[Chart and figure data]
━━━━━━━━━━━━━━━━━━━━

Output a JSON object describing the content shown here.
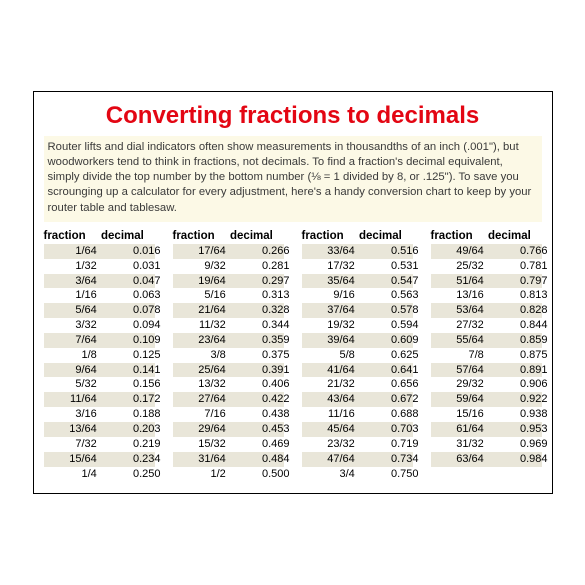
{
  "title": "Converting fractions to decimals",
  "intro": "Router lifts and dial indicators often show measurements in thousandths of an inch (.001\"), but woodworkers tend to think in fractions, not decimals. To find a fraction's decimal equivalent, simply divide the top number by the bottom number (⅛ = 1 divided by 8, or .125\"). To save you scrounging up a calculator for every adjustment, here's a handy conversion chart to keep by your router table and tablesaw.",
  "headers": {
    "fraction": "fraction",
    "decimal": "decimal"
  },
  "colors": {
    "title": "#e30613",
    "intro_bg": "#fcf9e6",
    "shade": "#e9e6d9",
    "border": "#000000",
    "text": "#000000"
  },
  "columns": [
    {
      "rows": [
        {
          "f": "1/64",
          "d": "0.016",
          "s": true
        },
        {
          "f": "1/32",
          "d": "0.031",
          "s": false
        },
        {
          "f": "3/64",
          "d": "0.047",
          "s": true
        },
        {
          "f": "1/16",
          "d": "0.063",
          "s": false
        },
        {
          "f": "5/64",
          "d": "0.078",
          "s": true
        },
        {
          "f": "3/32",
          "d": "0.094",
          "s": false
        },
        {
          "f": "7/64",
          "d": "0.109",
          "s": true
        },
        {
          "f": "1/8",
          "d": "0.125",
          "s": false
        },
        {
          "f": "9/64",
          "d": "0.141",
          "s": true
        },
        {
          "f": "5/32",
          "d": "0.156",
          "s": false
        },
        {
          "f": "11/64",
          "d": "0.172",
          "s": true
        },
        {
          "f": "3/16",
          "d": "0.188",
          "s": false
        },
        {
          "f": "13/64",
          "d": "0.203",
          "s": true
        },
        {
          "f": "7/32",
          "d": "0.219",
          "s": false
        },
        {
          "f": "15/64",
          "d": "0.234",
          "s": true
        },
        {
          "f": "1/4",
          "d": "0.250",
          "s": false
        }
      ]
    },
    {
      "rows": [
        {
          "f": "17/64",
          "d": "0.266",
          "s": true
        },
        {
          "f": "9/32",
          "d": "0.281",
          "s": false
        },
        {
          "f": "19/64",
          "d": "0.297",
          "s": true
        },
        {
          "f": "5/16",
          "d": "0.313",
          "s": false
        },
        {
          "f": "21/64",
          "d": "0.328",
          "s": true
        },
        {
          "f": "11/32",
          "d": "0.344",
          "s": false
        },
        {
          "f": "23/64",
          "d": "0.359",
          "s": true
        },
        {
          "f": "3/8",
          "d": "0.375",
          "s": false
        },
        {
          "f": "25/64",
          "d": "0.391",
          "s": true
        },
        {
          "f": "13/32",
          "d": "0.406",
          "s": false
        },
        {
          "f": "27/64",
          "d": "0.422",
          "s": true
        },
        {
          "f": "7/16",
          "d": "0.438",
          "s": false
        },
        {
          "f": "29/64",
          "d": "0.453",
          "s": true
        },
        {
          "f": "15/32",
          "d": "0.469",
          "s": false
        },
        {
          "f": "31/64",
          "d": "0.484",
          "s": true
        },
        {
          "f": "1/2",
          "d": "0.500",
          "s": false
        }
      ]
    },
    {
      "rows": [
        {
          "f": "33/64",
          "d": "0.516",
          "s": true
        },
        {
          "f": "17/32",
          "d": "0.531",
          "s": false
        },
        {
          "f": "35/64",
          "d": "0.547",
          "s": true
        },
        {
          "f": "9/16",
          "d": "0.563",
          "s": false
        },
        {
          "f": "37/64",
          "d": "0.578",
          "s": true
        },
        {
          "f": "19/32",
          "d": "0.594",
          "s": false
        },
        {
          "f": "39/64",
          "d": "0.609",
          "s": true
        },
        {
          "f": "5/8",
          "d": "0.625",
          "s": false
        },
        {
          "f": "41/64",
          "d": "0.641",
          "s": true
        },
        {
          "f": "21/32",
          "d": "0.656",
          "s": false
        },
        {
          "f": "43/64",
          "d": "0.672",
          "s": true
        },
        {
          "f": "11/16",
          "d": "0.688",
          "s": false
        },
        {
          "f": "45/64",
          "d": "0.703",
          "s": true
        },
        {
          "f": "23/32",
          "d": "0.719",
          "s": false
        },
        {
          "f": "47/64",
          "d": "0.734",
          "s": true
        },
        {
          "f": "3/4",
          "d": "0.750",
          "s": false
        }
      ]
    },
    {
      "rows": [
        {
          "f": "49/64",
          "d": "0.766",
          "s": true
        },
        {
          "f": "25/32",
          "d": "0.781",
          "s": false
        },
        {
          "f": "51/64",
          "d": "0.797",
          "s": true
        },
        {
          "f": "13/16",
          "d": "0.813",
          "s": false
        },
        {
          "f": "53/64",
          "d": "0.828",
          "s": true
        },
        {
          "f": "27/32",
          "d": "0.844",
          "s": false
        },
        {
          "f": "55/64",
          "d": "0.859",
          "s": true
        },
        {
          "f": "7/8",
          "d": "0.875",
          "s": false
        },
        {
          "f": "57/64",
          "d": "0.891",
          "s": true
        },
        {
          "f": "29/32",
          "d": "0.906",
          "s": false
        },
        {
          "f": "59/64",
          "d": "0.922",
          "s": true
        },
        {
          "f": "15/16",
          "d": "0.938",
          "s": false
        },
        {
          "f": "61/64",
          "d": "0.953",
          "s": true
        },
        {
          "f": "31/32",
          "d": "0.969",
          "s": false
        },
        {
          "f": "63/64",
          "d": "0.984",
          "s": true
        }
      ]
    }
  ]
}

━━━━━━━━━━━━━━━━━━━━

Copy every line of the listing containing the string "title".

  "title": "Converting fractions to decimals",
    "title": "#e30613",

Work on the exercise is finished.